(Figure contents as structured data)
[Begin]

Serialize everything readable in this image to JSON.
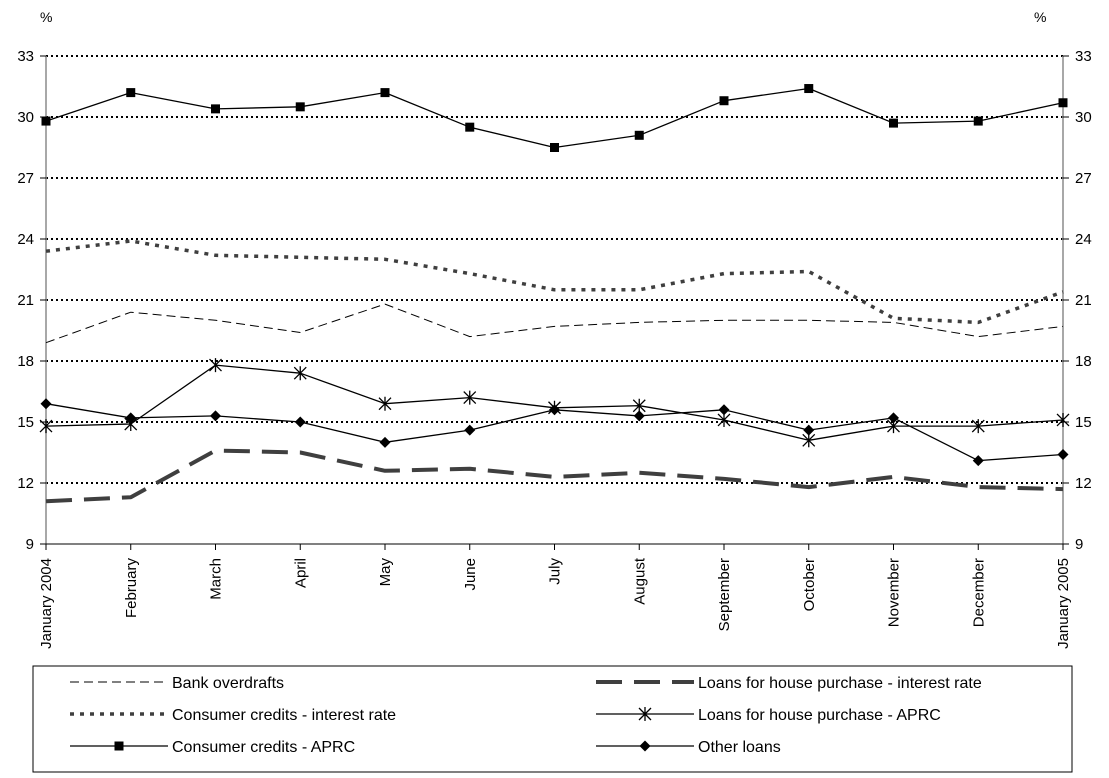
{
  "chart_data": {
    "type": "line",
    "unit_left": "%",
    "unit_right": "%",
    "categories": [
      "January 2004",
      "February",
      "March",
      "April",
      "May",
      "June",
      "July",
      "August",
      "September",
      "October",
      "November",
      "December",
      "January 2005"
    ],
    "ylim": [
      9,
      33
    ],
    "yticks": [
      9,
      12,
      15,
      18,
      21,
      24,
      27,
      30,
      33
    ],
    "grid": "horizontal dotted",
    "legend_position": "bottom",
    "series": [
      {
        "name": "Bank overdrafts",
        "style": "thin-dash",
        "values": [
          18.9,
          20.4,
          20.0,
          19.4,
          20.8,
          19.2,
          19.7,
          19.9,
          20.0,
          20.0,
          19.9,
          19.2,
          19.7
        ]
      },
      {
        "name": "Loans for house purchase - interest rate",
        "style": "thick-dash",
        "values": [
          11.1,
          11.3,
          13.6,
          13.5,
          12.6,
          12.7,
          12.3,
          12.5,
          12.2,
          11.8,
          12.3,
          11.8,
          11.7
        ]
      },
      {
        "name": "Consumer credits - interest rate",
        "style": "dotted",
        "values": [
          23.4,
          23.9,
          23.2,
          23.1,
          23.0,
          22.3,
          21.5,
          21.5,
          22.3,
          22.4,
          20.1,
          19.9,
          21.4
        ]
      },
      {
        "name": "Loans for house purchase - APRC",
        "style": "line-star",
        "values": [
          14.8,
          14.9,
          17.8,
          17.4,
          15.9,
          16.2,
          15.7,
          15.8,
          15.1,
          14.1,
          14.8,
          14.8,
          15.1
        ]
      },
      {
        "name": "Consumer credits - APRC",
        "style": "line-square",
        "values": [
          29.8,
          31.2,
          30.4,
          30.5,
          31.2,
          29.5,
          28.5,
          29.1,
          30.8,
          31.4,
          29.7,
          29.8,
          30.7
        ]
      },
      {
        "name": "Other loans",
        "style": "line-diamond",
        "values": [
          15.9,
          15.2,
          15.3,
          15.0,
          14.0,
          14.6,
          15.6,
          15.3,
          15.6,
          14.6,
          15.2,
          13.1,
          13.4
        ]
      }
    ]
  }
}
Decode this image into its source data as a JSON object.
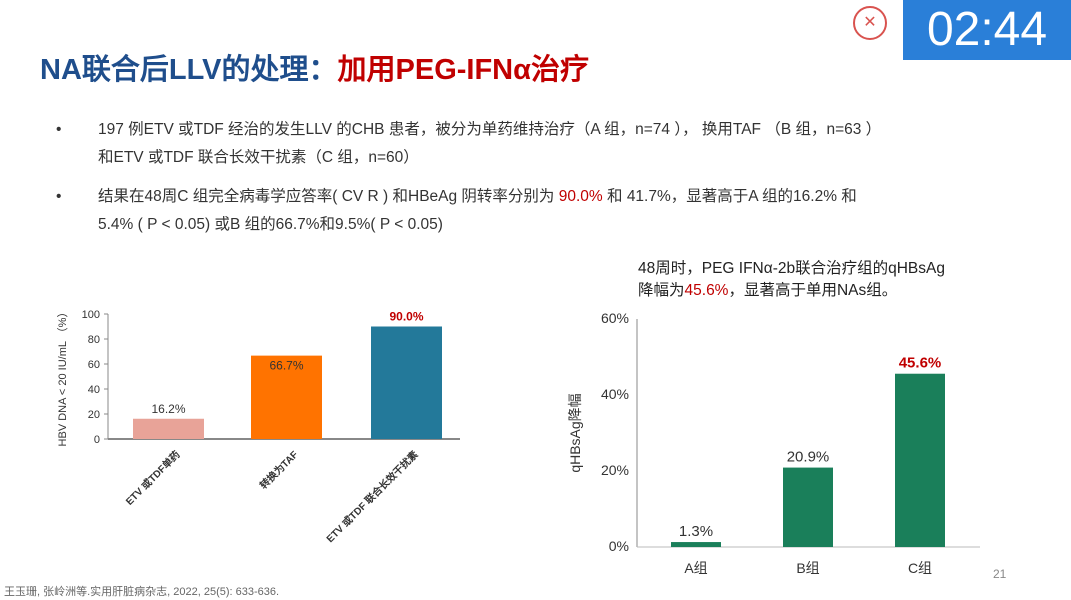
{
  "timer": "02:44",
  "title": {
    "main": "NA联合后LLV的处理：",
    "highlight": "加用PEG-IFNα治疗"
  },
  "bullets": [
    {
      "line1": "197 例ETV 或TDF 经治的发生LLV 的CHB 患者，被分为单药维持治疗（A 组，n=74 ），  换用TAF  （B 组，n=63 ）",
      "line2": "和ETV 或TDF 联合长效干扰素（C 组，n=60）"
    },
    {
      "pre": "结果在48周C 组完全病毒学应答率( CV R ) 和HBeAg 阴转率分别为 ",
      "hl": "90.0%",
      "post": " 和 41.7%，显著高于A 组的16.2% 和",
      "line2": "5.4% ( P < 0.05) 或B 组的66.7%和9.5%( P < 0.05)"
    }
  ],
  "note": {
    "line1": "48周时，PEG IFNα-2b联合治疗组的qHBsAg",
    "pre": "降幅为",
    "hl": "45.6%",
    "post": "，显著高于单用NAs组。"
  },
  "footnote": "王玉珊, 张岭洲等.实用肝脏病杂志, 2022, 25(5): 633-636.",
  "page_number": "21",
  "chart_data": [
    {
      "type": "bar",
      "ylabel": "HBV DNA < 20 IU/mL （%）",
      "ylim": [
        0,
        100
      ],
      "yticks": [
        "0",
        "20",
        "40",
        "60",
        "80",
        "100"
      ],
      "categories": [
        "ETV 或TDF单药",
        "转换为TAF",
        "ETV 或TDF 联合长效干扰素"
      ],
      "values": [
        16.2,
        66.7,
        90.0
      ],
      "data_labels": [
        "16.2%",
        "66.7%",
        "90.0%"
      ],
      "colors": [
        "#e8a398",
        "#ff7300",
        "#23799a"
      ],
      "label_colors": [
        "#333333",
        "#333333",
        "#c00000"
      ]
    },
    {
      "type": "bar",
      "ylabel": "qHBsAg降幅",
      "ylim": [
        0,
        60
      ],
      "yticks": [
        "0%",
        "20%",
        "40%",
        "60%"
      ],
      "categories": [
        "A组",
        "B组",
        "C组"
      ],
      "values": [
        1.3,
        20.9,
        45.6
      ],
      "data_labels": [
        "1.3%",
        "20.9%",
        "45.6%"
      ],
      "colors": [
        "#1a7f5a",
        "#1a7f5a",
        "#1a7f5a"
      ],
      "label_colors": [
        "#333333",
        "#333333",
        "#c00000"
      ]
    }
  ]
}
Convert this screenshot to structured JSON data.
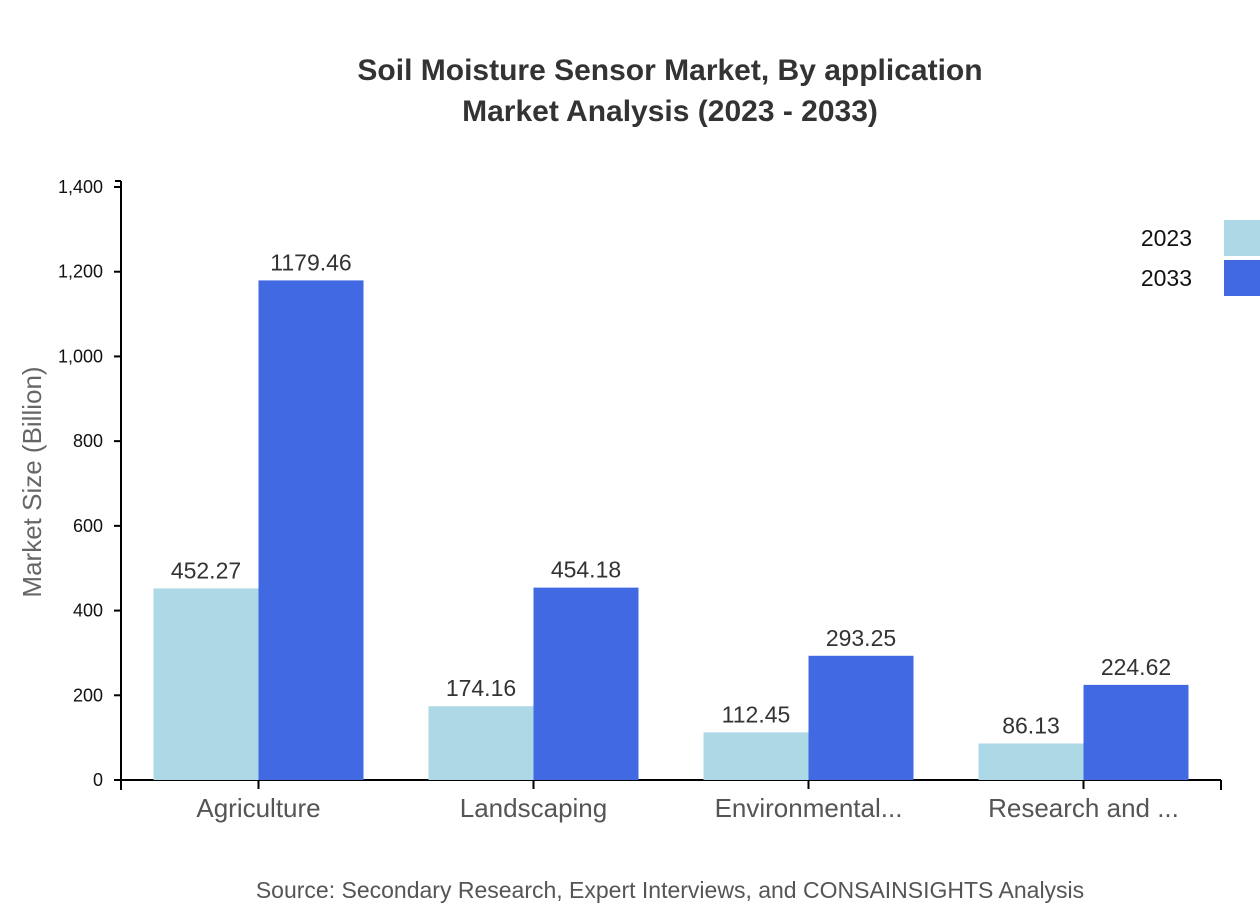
{
  "title": {
    "line1": "Soil Moisture Sensor Market, By application",
    "line2": "Market Analysis (2023 - 2033)"
  },
  "source": "Source: Secondary Research, Expert Interviews, and CONSAINSIGHTS Analysis",
  "colors": {
    "2023": "#add8e6",
    "2033": "#4169e1",
    "axis": "#000000"
  },
  "chart_data": {
    "type": "bar",
    "title": "Soil Moisture Sensor Market, By application Market Analysis (2023 - 2033)",
    "xlabel": "",
    "ylabel": "Market Size (Billion)",
    "ylim": [
      0,
      1400
    ],
    "yticks": [
      "0",
      "200",
      "400",
      "600",
      "800",
      "1,000",
      "1,200",
      "1,400"
    ],
    "categories": [
      "Agriculture",
      "Landscaping",
      "Environmental...",
      "Research and ..."
    ],
    "series": [
      {
        "name": "2023",
        "color": "#add8e6",
        "values": [
          452.27,
          174.16,
          112.45,
          86.13
        ]
      },
      {
        "name": "2033",
        "color": "#4169e1",
        "values": [
          1179.46,
          454.18,
          293.25,
          224.62
        ]
      }
    ],
    "legend": {
      "position": "top-right",
      "entries": [
        "2023",
        "2033"
      ]
    },
    "grid": false,
    "data_labels": true
  }
}
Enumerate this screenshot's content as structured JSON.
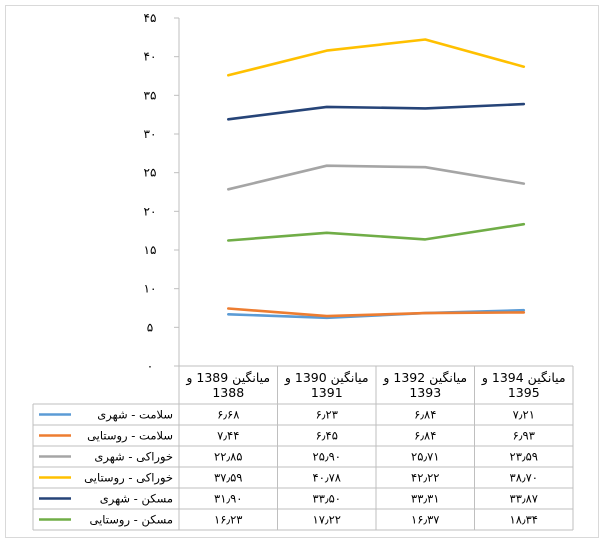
{
  "chart_data": {
    "type": "line",
    "categories": [
      "میانگین 1389 و 1388",
      "میانگین 1390 و 1391",
      "میانگین 1392 و 1393",
      "میانگین 1394 و 1395"
    ],
    "category_lines": [
      [
        "میانگین 1389 و",
        "1388"
      ],
      [
        "میانگین 1390 و",
        "1391"
      ],
      [
        "میانگین 1392 و",
        "1393"
      ],
      [
        "میانگین 1394 و",
        "1395"
      ]
    ],
    "y_ticks": [
      "۰",
      "۵",
      "۱۰",
      "۱۵",
      "۲۰",
      "۲۵",
      "۳۰",
      "۳۵",
      "۴۰",
      "۴۵"
    ],
    "ylim": [
      0,
      45
    ],
    "grid": false,
    "legend": "data-table",
    "series": [
      {
        "name": "سلامت - شهری",
        "color": "#5b9bd5",
        "values": [
          6.68,
          6.23,
          6.84,
          7.21
        ],
        "labels": [
          "۶٫۶۸",
          "۶٫۲۳",
          "۶٫۸۴",
          "۷٫۲۱"
        ]
      },
      {
        "name": "سلامت - روستایی",
        "color": "#ed7d31",
        "values": [
          7.44,
          6.45,
          6.84,
          6.93
        ],
        "labels": [
          "۷٫۴۴",
          "۶٫۴۵",
          "۶٫۸۴",
          "۶٫۹۳"
        ]
      },
      {
        "name": "خوراکی - شهری",
        "color": "#a5a5a5",
        "values": [
          22.85,
          25.9,
          25.71,
          23.59
        ],
        "labels": [
          "۲۲٫۸۵",
          "۲۵٫۹۰",
          "۲۵٫۷۱",
          "۲۳٫۵۹"
        ]
      },
      {
        "name": "خوراکی - روستایی",
        "color": "#ffc000",
        "values": [
          37.59,
          40.78,
          42.22,
          38.7
        ],
        "labels": [
          "۳۷٫۵۹",
          "۴۰٫۷۸",
          "۴۲٫۲۲",
          "۳۸٫۷۰"
        ]
      },
      {
        "name": "مسکن - شهری",
        "color": "#264478",
        "values": [
          31.9,
          33.5,
          33.31,
          33.87
        ],
        "labels": [
          "۳۱٫۹۰",
          "۳۳٫۵۰",
          "۳۳٫۳۱",
          "۳۳٫۸۷"
        ]
      },
      {
        "name": "مسکن - روستایی",
        "color": "#70ad47",
        "values": [
          16.23,
          17.22,
          16.37,
          18.34
        ],
        "labels": [
          "۱۶٫۲۳",
          "۱۷٫۲۲",
          "۱۶٫۳۷",
          "۱۸٫۳۴"
        ]
      }
    ]
  }
}
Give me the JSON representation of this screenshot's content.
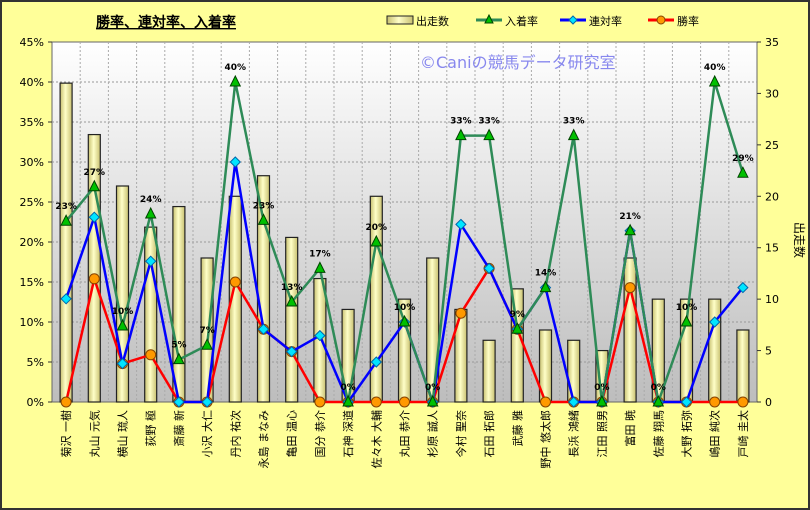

[End]

Directive :: Look through the data above. Each line containing the word "روستایی" needs to be copied.

Response ::
        "name": "سلامت - روستایی",
        "name": "خوراکی - روستایی",
        "name": "مسکن - روستایی",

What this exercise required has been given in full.